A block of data
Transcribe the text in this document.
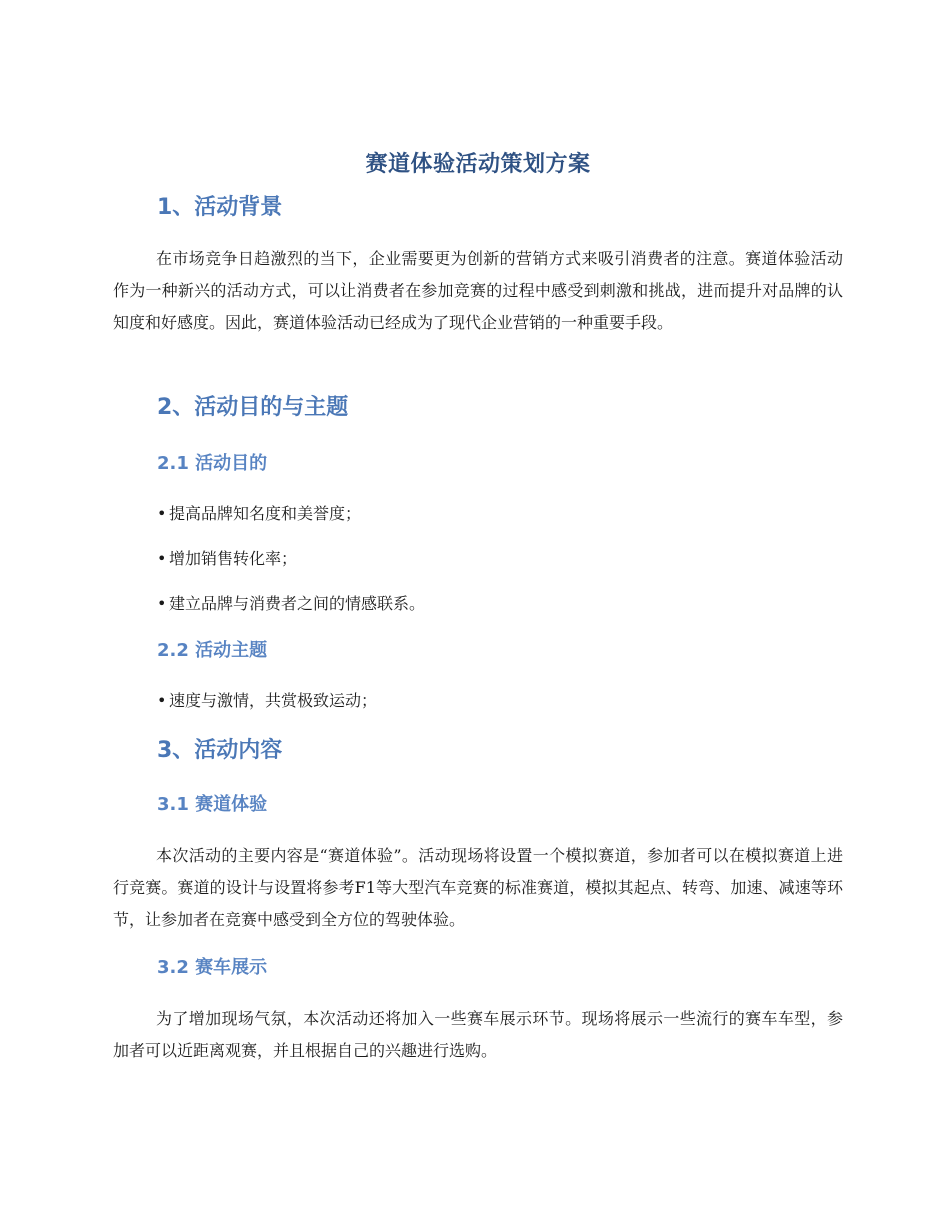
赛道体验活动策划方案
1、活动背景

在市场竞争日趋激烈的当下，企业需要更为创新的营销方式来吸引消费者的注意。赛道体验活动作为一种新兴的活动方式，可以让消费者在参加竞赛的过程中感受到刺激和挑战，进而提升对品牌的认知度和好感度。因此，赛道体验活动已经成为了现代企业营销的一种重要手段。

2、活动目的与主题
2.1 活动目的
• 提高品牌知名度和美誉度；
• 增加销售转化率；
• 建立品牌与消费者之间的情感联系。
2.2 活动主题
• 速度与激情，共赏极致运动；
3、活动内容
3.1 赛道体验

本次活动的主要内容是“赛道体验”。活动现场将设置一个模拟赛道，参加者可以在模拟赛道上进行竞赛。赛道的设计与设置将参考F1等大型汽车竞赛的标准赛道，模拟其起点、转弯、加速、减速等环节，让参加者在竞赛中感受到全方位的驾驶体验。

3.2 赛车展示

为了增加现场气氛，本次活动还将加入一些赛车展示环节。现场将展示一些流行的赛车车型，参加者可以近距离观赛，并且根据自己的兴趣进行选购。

- STATED EXERCISE
Pictures stay out; repeat all the rest of the records exactly.

- WRITTEN ANSWER
Transcribe the text in this document.
赛道体验活动策划方案
1、活动背景

在市场竞争日趋激烈的当下，企业需要更为创新的营销方式来吸引消费者的注意。赛道体验活动作为一种新兴的活动方式，可以让消费者在参加竞赛的过程中感受到刺激和挑战，进而提升对品牌的认知度和好感度。因此，赛道体验活动已经成为了现代企业营销的一种重要手段。

2、活动目的与主题
2.1 活动目的
• 提高品牌知名度和美誉度；
• 增加销售转化率；
• 建立品牌与消费者之间的情感联系。
2.2 活动主题
• 速度与激情，共赏极致运动；
3、活动内容
3.1 赛道体验

本次活动的主要内容是“赛道体验”。活动现场将设置一个模拟赛道，参加者可以在模拟赛道上进行竞赛。赛道的设计与设置将参考F1等大型汽车竞赛的标准赛道，模拟其起点、转弯、加速、减速等环节，让参加者在竞赛中感受到全方位的驾驶体验。

3.2 赛车展示

为了增加现场气氛，本次活动还将加入一些赛车展示环节。现场将展示一些流行的赛车车型，参加者可以近距离观赛，并且根据自己的兴趣进行选购。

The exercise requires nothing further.